──────── DATASET ENTRIES ────────
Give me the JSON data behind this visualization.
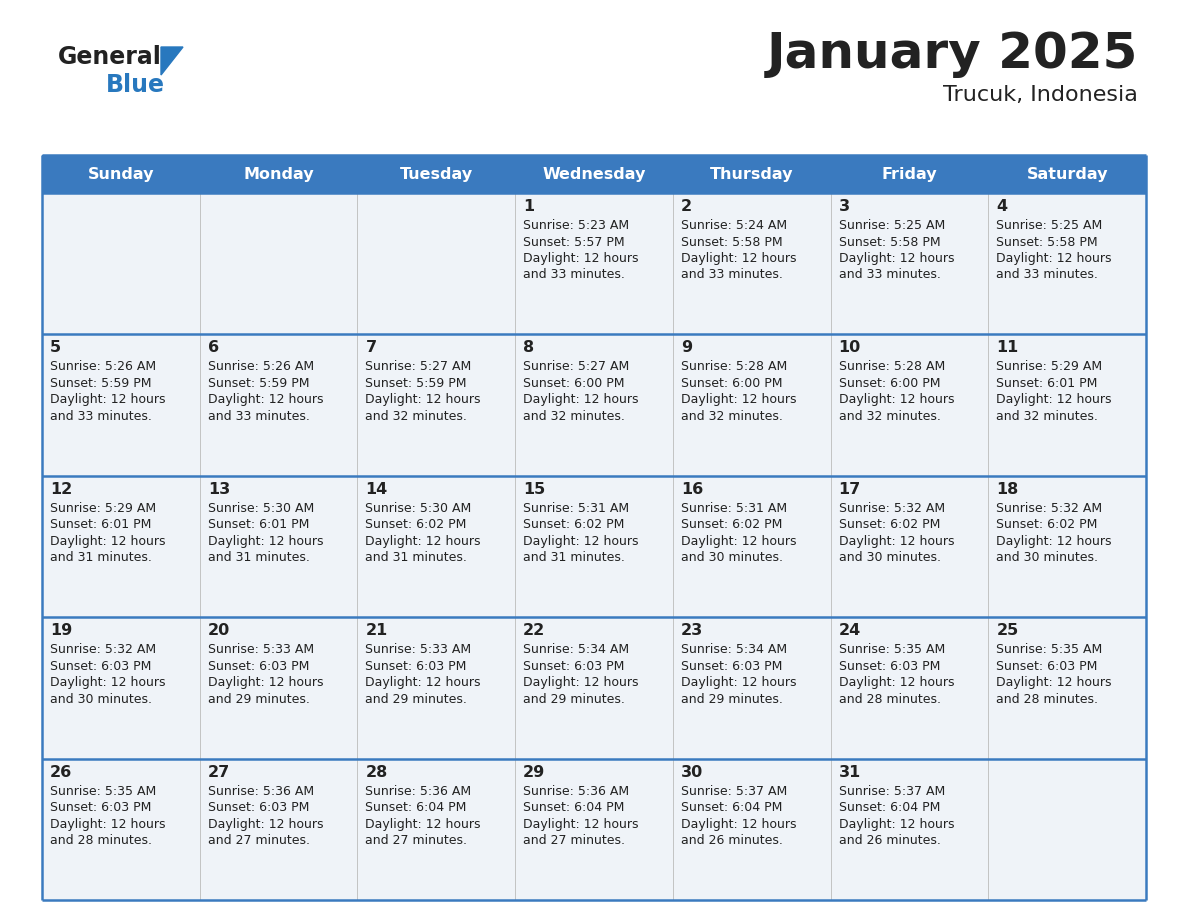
{
  "title": "January 2025",
  "subtitle": "Trucuk, Indonesia",
  "days_of_week": [
    "Sunday",
    "Monday",
    "Tuesday",
    "Wednesday",
    "Thursday",
    "Friday",
    "Saturday"
  ],
  "header_bg": "#3a7abf",
  "header_text": "#ffffff",
  "cell_bg": "#eff3f8",
  "row_line_color": "#3a7abf",
  "text_color": "#222222",
  "logo_general_color": "#222222",
  "logo_blue_color": "#2878be",
  "calendar": [
    [
      null,
      null,
      null,
      {
        "day": 1,
        "sunrise": "5:23 AM",
        "sunset": "5:57 PM",
        "daylight_h": "12 hours",
        "daylight_m": "and 33 minutes."
      },
      {
        "day": 2,
        "sunrise": "5:24 AM",
        "sunset": "5:58 PM",
        "daylight_h": "12 hours",
        "daylight_m": "and 33 minutes."
      },
      {
        "day": 3,
        "sunrise": "5:25 AM",
        "sunset": "5:58 PM",
        "daylight_h": "12 hours",
        "daylight_m": "and 33 minutes."
      },
      {
        "day": 4,
        "sunrise": "5:25 AM",
        "sunset": "5:58 PM",
        "daylight_h": "12 hours",
        "daylight_m": "and 33 minutes."
      }
    ],
    [
      {
        "day": 5,
        "sunrise": "5:26 AM",
        "sunset": "5:59 PM",
        "daylight_h": "12 hours",
        "daylight_m": "and 33 minutes."
      },
      {
        "day": 6,
        "sunrise": "5:26 AM",
        "sunset": "5:59 PM",
        "daylight_h": "12 hours",
        "daylight_m": "and 33 minutes."
      },
      {
        "day": 7,
        "sunrise": "5:27 AM",
        "sunset": "5:59 PM",
        "daylight_h": "12 hours",
        "daylight_m": "and 32 minutes."
      },
      {
        "day": 8,
        "sunrise": "5:27 AM",
        "sunset": "6:00 PM",
        "daylight_h": "12 hours",
        "daylight_m": "and 32 minutes."
      },
      {
        "day": 9,
        "sunrise": "5:28 AM",
        "sunset": "6:00 PM",
        "daylight_h": "12 hours",
        "daylight_m": "and 32 minutes."
      },
      {
        "day": 10,
        "sunrise": "5:28 AM",
        "sunset": "6:00 PM",
        "daylight_h": "12 hours",
        "daylight_m": "and 32 minutes."
      },
      {
        "day": 11,
        "sunrise": "5:29 AM",
        "sunset": "6:01 PM",
        "daylight_h": "12 hours",
        "daylight_m": "and 32 minutes."
      }
    ],
    [
      {
        "day": 12,
        "sunrise": "5:29 AM",
        "sunset": "6:01 PM",
        "daylight_h": "12 hours",
        "daylight_m": "and 31 minutes."
      },
      {
        "day": 13,
        "sunrise": "5:30 AM",
        "sunset": "6:01 PM",
        "daylight_h": "12 hours",
        "daylight_m": "and 31 minutes."
      },
      {
        "day": 14,
        "sunrise": "5:30 AM",
        "sunset": "6:02 PM",
        "daylight_h": "12 hours",
        "daylight_m": "and 31 minutes."
      },
      {
        "day": 15,
        "sunrise": "5:31 AM",
        "sunset": "6:02 PM",
        "daylight_h": "12 hours",
        "daylight_m": "and 31 minutes."
      },
      {
        "day": 16,
        "sunrise": "5:31 AM",
        "sunset": "6:02 PM",
        "daylight_h": "12 hours",
        "daylight_m": "and 30 minutes."
      },
      {
        "day": 17,
        "sunrise": "5:32 AM",
        "sunset": "6:02 PM",
        "daylight_h": "12 hours",
        "daylight_m": "and 30 minutes."
      },
      {
        "day": 18,
        "sunrise": "5:32 AM",
        "sunset": "6:02 PM",
        "daylight_h": "12 hours",
        "daylight_m": "and 30 minutes."
      }
    ],
    [
      {
        "day": 19,
        "sunrise": "5:32 AM",
        "sunset": "6:03 PM",
        "daylight_h": "12 hours",
        "daylight_m": "and 30 minutes."
      },
      {
        "day": 20,
        "sunrise": "5:33 AM",
        "sunset": "6:03 PM",
        "daylight_h": "12 hours",
        "daylight_m": "and 29 minutes."
      },
      {
        "day": 21,
        "sunrise": "5:33 AM",
        "sunset": "6:03 PM",
        "daylight_h": "12 hours",
        "daylight_m": "and 29 minutes."
      },
      {
        "day": 22,
        "sunrise": "5:34 AM",
        "sunset": "6:03 PM",
        "daylight_h": "12 hours",
        "daylight_m": "and 29 minutes."
      },
      {
        "day": 23,
        "sunrise": "5:34 AM",
        "sunset": "6:03 PM",
        "daylight_h": "12 hours",
        "daylight_m": "and 29 minutes."
      },
      {
        "day": 24,
        "sunrise": "5:35 AM",
        "sunset": "6:03 PM",
        "daylight_h": "12 hours",
        "daylight_m": "and 28 minutes."
      },
      {
        "day": 25,
        "sunrise": "5:35 AM",
        "sunset": "6:03 PM",
        "daylight_h": "12 hours",
        "daylight_m": "and 28 minutes."
      }
    ],
    [
      {
        "day": 26,
        "sunrise": "5:35 AM",
        "sunset": "6:03 PM",
        "daylight_h": "12 hours",
        "daylight_m": "and 28 minutes."
      },
      {
        "day": 27,
        "sunrise": "5:36 AM",
        "sunset": "6:03 PM",
        "daylight_h": "12 hours",
        "daylight_m": "and 27 minutes."
      },
      {
        "day": 28,
        "sunrise": "5:36 AM",
        "sunset": "6:04 PM",
        "daylight_h": "12 hours",
        "daylight_m": "and 27 minutes."
      },
      {
        "day": 29,
        "sunrise": "5:36 AM",
        "sunset": "6:04 PM",
        "daylight_h": "12 hours",
        "daylight_m": "and 27 minutes."
      },
      {
        "day": 30,
        "sunrise": "5:37 AM",
        "sunset": "6:04 PM",
        "daylight_h": "12 hours",
        "daylight_m": "and 26 minutes."
      },
      {
        "day": 31,
        "sunrise": "5:37 AM",
        "sunset": "6:04 PM",
        "daylight_h": "12 hours",
        "daylight_m": "and 26 minutes."
      },
      null
    ]
  ]
}
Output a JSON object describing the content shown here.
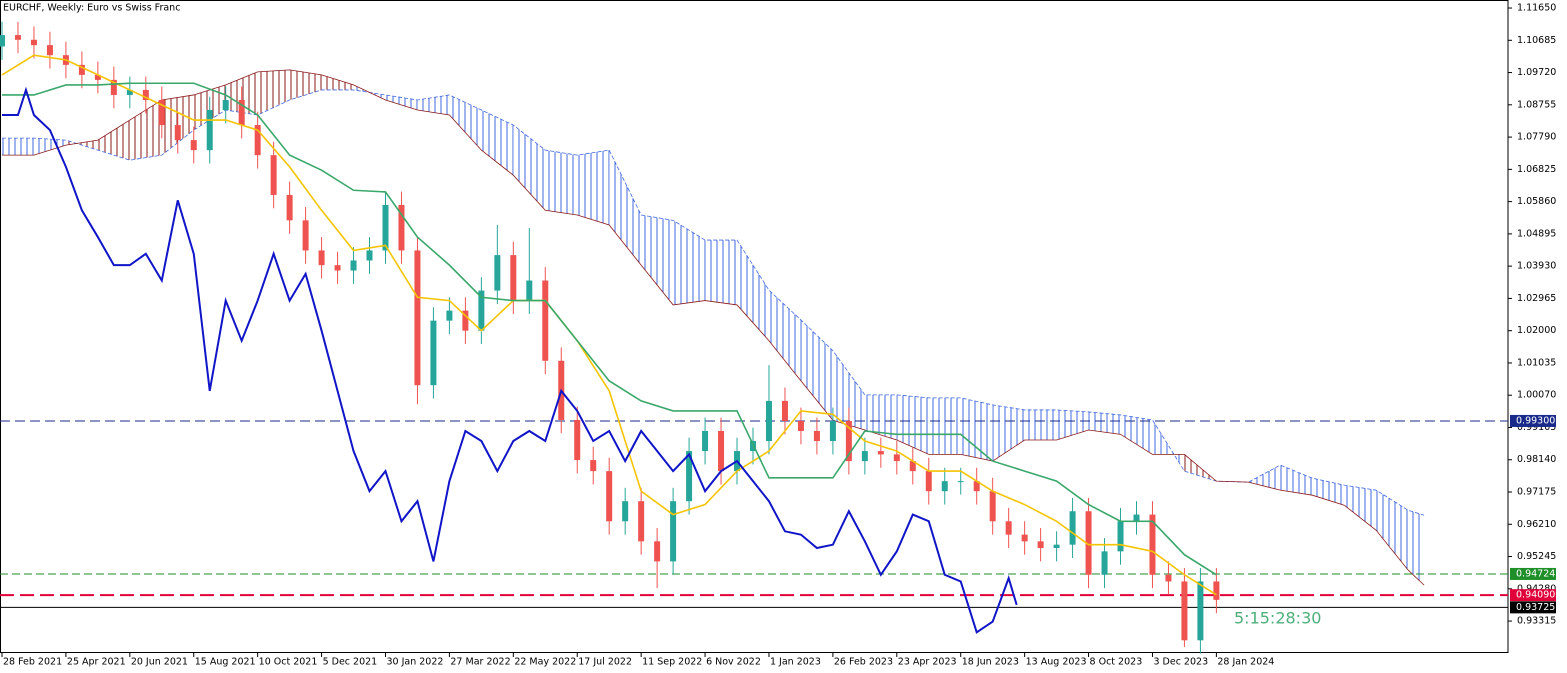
{
  "chart_data": {
    "type": "candlestick",
    "title": "EURCHF, Weekly:  Euro vs Swiss Franc",
    "countdown": "5:15:28:30",
    "up_color": "#26a69a",
    "down_color": "#ef5350",
    "xlim": [
      -0.25,
      188.5
    ],
    "ylim": [
      0.9236,
      1.1189
    ],
    "xticks": [
      {
        "value": 0,
        "label": "28 Feb 2021"
      },
      {
        "value": 8,
        "label": "25 Apr 2021"
      },
      {
        "value": 16,
        "label": "20 Jun 2021"
      },
      {
        "value": 24,
        "label": "15 Aug 2021"
      },
      {
        "value": 32,
        "label": "10 Oct 2021"
      },
      {
        "value": 40,
        "label": "5 Dec 2021"
      },
      {
        "value": 48,
        "label": "30 Jan 2022"
      },
      {
        "value": 56,
        "label": "27 Mar 2022"
      },
      {
        "value": 64,
        "label": "22 May 2022"
      },
      {
        "value": 72,
        "label": "17 Jul 2022"
      },
      {
        "value": 80,
        "label": "11 Sep 2022"
      },
      {
        "value": 88,
        "label": "6 Nov 2022"
      },
      {
        "value": 96,
        "label": "1 Jan 2023"
      },
      {
        "value": 104,
        "label": "26 Feb 2023"
      },
      {
        "value": 112,
        "label": "23 Apr 2023"
      },
      {
        "value": 120,
        "label": "18 Jun 2023"
      },
      {
        "value": 128,
        "label": "13 Aug 2023"
      },
      {
        "value": 136,
        "label": "8 Oct 2023"
      },
      {
        "value": 144,
        "label": "3 Dec 2023"
      },
      {
        "value": 152,
        "label": "28 Jan 2024"
      }
    ],
    "yticks": [
      {
        "value": 1.1165,
        "label": "1.11650"
      },
      {
        "value": 1.10685,
        "label": "1.10685"
      },
      {
        "value": 1.0972,
        "label": "1.09720"
      },
      {
        "value": 1.08755,
        "label": "1.08755"
      },
      {
        "value": 1.0779,
        "label": "1.07790"
      },
      {
        "value": 1.06825,
        "label": "1.06825"
      },
      {
        "value": 1.0586,
        "label": "1.05860"
      },
      {
        "value": 1.04895,
        "label": "1.04895"
      },
      {
        "value": 1.0393,
        "label": "1.03930"
      },
      {
        "value": 1.02965,
        "label": "1.02965"
      },
      {
        "value": 1.02,
        "label": "1.02000"
      },
      {
        "value": 1.01035,
        "label": "1.01035"
      },
      {
        "value": 1.0007,
        "label": "1.00070"
      },
      {
        "value": 0.99105,
        "label": "0.99105"
      },
      {
        "value": 0.9814,
        "label": "0.98140"
      },
      {
        "value": 0.97175,
        "label": "0.97175"
      },
      {
        "value": 0.9621,
        "label": "0.96210"
      },
      {
        "value": 0.95245,
        "label": "0.95245"
      },
      {
        "value": 0.9428,
        "label": "0.94280"
      },
      {
        "value": 0.93315,
        "label": "0.93315"
      }
    ],
    "x": [
      0,
      2,
      4,
      6,
      8,
      10,
      12,
      14,
      16,
      18,
      20,
      22,
      24,
      26,
      28,
      30,
      32,
      34,
      36,
      38,
      40,
      42,
      44,
      46,
      48,
      50,
      52,
      54,
      56,
      58,
      60,
      62,
      64,
      66,
      68,
      70,
      72,
      74,
      76,
      78,
      80,
      82,
      84,
      86,
      88,
      90,
      92,
      94,
      96,
      98,
      100,
      102,
      104,
      106,
      108,
      110,
      112,
      114,
      116,
      118,
      120,
      122,
      124,
      126,
      128,
      130,
      132,
      134,
      136,
      138,
      140,
      142,
      144,
      146,
      148,
      150,
      152
    ],
    "candles": [
      [
        1.105,
        1.1124,
        1.101,
        1.1084
      ],
      [
        1.1084,
        1.1124,
        1.103,
        1.107
      ],
      [
        1.107,
        1.111,
        1.1014,
        1.1054
      ],
      [
        1.1054,
        1.1094,
        1.0984,
        1.1024
      ],
      [
        1.1024,
        1.1064,
        1.0955,
        1.0995
      ],
      [
        1.0995,
        1.1035,
        1.0925,
        1.0965
      ],
      [
        1.0965,
        1.1005,
        1.091,
        1.095
      ],
      [
        1.095,
        1.099,
        1.0865,
        1.0905
      ],
      [
        1.0905,
        1.096,
        1.0865,
        1.092
      ],
      [
        1.092,
        1.096,
        1.085,
        1.089
      ],
      [
        1.089,
        1.093,
        1.0775,
        1.0815
      ],
      [
        1.0815,
        1.0855,
        1.073,
        1.077
      ],
      [
        1.077,
        1.081,
        1.07,
        1.074
      ],
      [
        1.074,
        1.09,
        1.07,
        1.086
      ],
      [
        1.086,
        1.093,
        1.082,
        1.089
      ],
      [
        1.089,
        1.093,
        1.0775,
        1.0815
      ],
      [
        1.0815,
        1.0855,
        1.0685,
        1.0725
      ],
      [
        1.0725,
        1.0765,
        1.0566,
        1.0606
      ],
      [
        1.0606,
        1.0646,
        1.049,
        1.053
      ],
      [
        1.053,
        1.057,
        1.04,
        1.044
      ],
      [
        1.044,
        1.048,
        1.0356,
        1.0396
      ],
      [
        1.0396,
        1.0436,
        1.034,
        1.038
      ],
      [
        1.038,
        1.045,
        1.034,
        1.041
      ],
      [
        1.041,
        1.048,
        1.037,
        1.044
      ],
      [
        1.044,
        1.0616,
        1.04,
        1.0576
      ],
      [
        1.0576,
        1.0616,
        1.04,
        1.044
      ],
      [
        1.044,
        1.048,
        0.998,
        1.0037
      ],
      [
        1.0037,
        1.027,
        0.9997,
        1.023
      ],
      [
        1.023,
        1.03,
        1.019,
        1.026
      ],
      [
        1.026,
        1.03,
        1.016,
        1.02
      ],
      [
        1.02,
        1.036,
        1.016,
        1.032
      ],
      [
        1.032,
        1.0516,
        1.028,
        1.0426
      ],
      [
        1.0426,
        1.0466,
        1.025,
        1.029
      ],
      [
        1.029,
        1.0507,
        1.025,
        1.035
      ],
      [
        1.035,
        1.039,
        1.007,
        1.011
      ],
      [
        1.011,
        1.015,
        0.9893,
        0.9933
      ],
      [
        0.9933,
        0.9973,
        0.9773,
        0.9813
      ],
      [
        0.9813,
        0.9853,
        0.974,
        0.978
      ],
      [
        0.978,
        0.982,
        0.959,
        0.963
      ],
      [
        0.963,
        0.973,
        0.959,
        0.969
      ],
      [
        0.969,
        0.973,
        0.953,
        0.957
      ],
      [
        0.957,
        0.961,
        0.943,
        0.951
      ],
      [
        0.951,
        0.973,
        0.947,
        0.969
      ],
      [
        0.969,
        0.988,
        0.965,
        0.984
      ],
      [
        0.984,
        0.994,
        0.98,
        0.99
      ],
      [
        0.99,
        0.994,
        0.974,
        0.978
      ],
      [
        0.978,
        0.988,
        0.974,
        0.984
      ],
      [
        0.984,
        0.991,
        0.98,
        0.987
      ],
      [
        0.987,
        1.0097,
        0.983,
        0.999
      ],
      [
        0.999,
        1.003,
        0.989,
        0.993
      ],
      [
        0.993,
        0.997,
        0.986,
        0.99
      ],
      [
        0.99,
        0.994,
        0.983,
        0.987
      ],
      [
        0.987,
        0.997,
        0.983,
        0.993
      ],
      [
        0.993,
        0.997,
        0.977,
        0.981
      ],
      [
        0.981,
        0.988,
        0.977,
        0.984
      ],
      [
        0.984,
        0.988,
        0.979,
        0.983
      ],
      [
        0.983,
        0.987,
        0.977,
        0.981
      ],
      [
        0.981,
        0.985,
        0.974,
        0.978
      ],
      [
        0.978,
        0.982,
        0.968,
        0.972
      ],
      [
        0.972,
        0.979,
        0.968,
        0.975
      ],
      [
        0.975,
        0.979,
        0.971,
        0.975
      ],
      [
        0.975,
        0.979,
        0.968,
        0.972
      ],
      [
        0.972,
        0.976,
        0.959,
        0.963
      ],
      [
        0.963,
        0.967,
        0.955,
        0.959
      ],
      [
        0.959,
        0.963,
        0.953,
        0.957
      ],
      [
        0.957,
        0.961,
        0.951,
        0.955
      ],
      [
        0.955,
        0.96,
        0.951,
        0.956
      ],
      [
        0.956,
        0.97,
        0.952,
        0.966
      ],
      [
        0.966,
        0.97,
        0.943,
        0.947
      ],
      [
        0.947,
        0.958,
        0.943,
        0.954
      ],
      [
        0.954,
        0.967,
        0.95,
        0.963
      ],
      [
        0.963,
        0.969,
        0.959,
        0.965
      ],
      [
        0.965,
        0.969,
        0.943,
        0.947
      ],
      [
        0.947,
        0.951,
        0.941,
        0.945
      ],
      [
        0.945,
        0.949,
        0.9254,
        0.9274
      ],
      [
        0.9274,
        0.949,
        0.9234,
        0.945
      ],
      [
        0.945,
        0.949,
        0.9355,
        0.9395
      ]
    ],
    "series": [
      {
        "color": "#f5c400",
        "x": [
          0,
          4,
          8,
          12,
          16,
          20,
          24,
          28,
          32,
          36,
          40,
          44,
          48,
          52,
          56,
          60,
          64,
          68,
          72,
          76,
          80,
          84,
          88,
          92,
          96,
          100,
          104,
          108,
          112,
          116,
          120,
          124,
          128,
          132,
          136,
          140,
          144,
          148,
          152
        ],
        "values": [
          1.0965,
          1.1024,
          1.101,
          1.0965,
          1.092,
          1.0875,
          1.083,
          1.083,
          1.08,
          1.069,
          1.056,
          1.044,
          1.0455,
          1.03,
          1.029,
          1.02,
          1.029,
          1.029,
          1.017,
          1.002,
          0.972,
          0.965,
          0.968,
          0.978,
          0.984,
          0.996,
          0.995,
          0.987,
          0.984,
          0.978,
          0.978,
          0.972,
          0.968,
          0.963,
          0.956,
          0.956,
          0.954,
          0.947,
          0.941
        ]
      },
      {
        "color": "#3aa86b",
        "x": [
          0,
          4,
          8,
          12,
          16,
          20,
          24,
          28,
          32,
          36,
          40,
          44,
          48,
          52,
          56,
          60,
          64,
          68,
          72,
          76,
          80,
          84,
          88,
          92,
          96,
          100,
          104,
          108,
          112,
          116,
          120,
          124,
          128,
          132,
          136,
          140,
          144,
          148,
          152
        ],
        "values": [
          1.0905,
          1.0905,
          1.0935,
          1.0935,
          1.094,
          1.094,
          1.094,
          1.0905,
          1.0845,
          1.0725,
          1.068,
          1.062,
          1.0615,
          1.048,
          1.0396,
          1.03,
          1.029,
          1.029,
          1.017,
          1.005,
          0.999,
          0.996,
          0.996,
          0.996,
          0.976,
          0.976,
          0.976,
          0.99,
          0.989,
          0.989,
          0.989,
          0.981,
          0.978,
          0.975,
          0.968,
          0.963,
          0.963,
          0.953,
          0.947
        ]
      },
      {
        "color": "#1015c8",
        "x": [
          0,
          2,
          3,
          4,
          6,
          8,
          10,
          12,
          14,
          16,
          18,
          20,
          22,
          24,
          26,
          28,
          30,
          32,
          34,
          36,
          38,
          40,
          42,
          44,
          46,
          48,
          50,
          52,
          54,
          56,
          58,
          60,
          62,
          64,
          66,
          68,
          70,
          72,
          74,
          76,
          78,
          80,
          82,
          84,
          86,
          88,
          90,
          92,
          94,
          96,
          98,
          100,
          102,
          104,
          106,
          108,
          110,
          112,
          114,
          116,
          118,
          120,
          122,
          124,
          126,
          127
        ],
        "values": [
          1.0845,
          1.0845,
          1.092,
          1.0845,
          1.08,
          1.069,
          1.056,
          1.048,
          1.0396,
          1.0396,
          1.043,
          1.035,
          1.059,
          1.043,
          1.002,
          1.029,
          1.017,
          1.029,
          1.043,
          1.029,
          1.037,
          1.02,
          1.002,
          0.984,
          0.972,
          0.978,
          0.963,
          0.969,
          0.951,
          0.975,
          0.99,
          0.987,
          0.978,
          0.987,
          0.99,
          0.987,
          1.002,
          0.996,
          0.987,
          0.99,
          0.981,
          0.99,
          0.984,
          0.978,
          0.983,
          0.972,
          0.978,
          0.981,
          0.975,
          0.969,
          0.96,
          0.959,
          0.955,
          0.956,
          0.966,
          0.957,
          0.947,
          0.954,
          0.965,
          0.963,
          0.947,
          0.945,
          0.9298,
          0.933,
          0.946,
          0.938
        ]
      }
    ],
    "cloud": {
      "up_color": "#4169e1",
      "down_color": "#8b1a1a",
      "x": [
        0,
        4,
        8,
        12,
        16,
        20,
        24,
        28,
        32,
        36,
        40,
        44,
        48,
        52,
        56,
        60,
        64,
        68,
        72,
        76,
        80,
        84,
        88,
        92,
        96,
        100,
        104,
        108,
        112,
        116,
        120,
        124,
        128,
        132,
        136,
        140,
        144,
        148,
        152,
        156,
        160,
        164,
        168,
        172,
        176,
        178
      ],
      "span_a": [
        1.0776,
        1.0776,
        1.077,
        1.074,
        1.071,
        1.0725,
        1.08,
        1.086,
        1.0845,
        1.089,
        1.092,
        1.092,
        1.0905,
        1.089,
        1.0905,
        1.086,
        1.0815,
        1.074,
        1.0725,
        1.074,
        1.0546,
        1.053,
        1.0471,
        1.0471,
        1.0321,
        1.0232,
        1.014,
        1.0008,
        1.0008,
        0.9999,
        0.9999,
        0.9978,
        0.9963,
        0.9963,
        0.9957,
        0.9948,
        0.9933,
        0.978,
        0.975,
        0.9747,
        0.9798,
        0.9759,
        0.9738,
        0.9723,
        0.9663,
        0.9648
      ],
      "span_b": [
        1.0725,
        1.0725,
        1.0755,
        1.077,
        1.083,
        1.089,
        1.0905,
        1.0935,
        1.0974,
        1.098,
        1.0965,
        1.0935,
        1.089,
        1.086,
        1.0845,
        1.074,
        1.0665,
        1.056,
        1.0546,
        1.0516,
        1.0396,
        1.0277,
        1.029,
        1.0277,
        1.017,
        1.005,
        0.9932,
        0.9903,
        0.9873,
        0.983,
        0.983,
        0.981,
        0.9873,
        0.9873,
        0.9903,
        0.989,
        0.983,
        0.983,
        0.975,
        0.9747,
        0.9723,
        0.9708,
        0.9678,
        0.9603,
        0.9484,
        0.9439
      ]
    },
    "levels": [
      {
        "value": 0.993,
        "label": "0.99300",
        "color": "#1a2a8a",
        "dash": "10,5"
      },
      {
        "value": 0.94724,
        "label": "0.94724",
        "color": "#1f8f2a",
        "dash": "8,4"
      },
      {
        "value": 0.9409,
        "label": "0.94090",
        "color": "#e0003a",
        "dash": "14,6"
      },
      {
        "value": 0.93725,
        "label": "0.93725",
        "color": "#000000",
        "dash": "none"
      }
    ]
  }
}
────────
GIVEN TASK> Gather each line holding the string "JSON".

OUTPUT FOR THIS TASK>
Give me the JSON data behind this visualization.
Output a JSON object describing the content shown here.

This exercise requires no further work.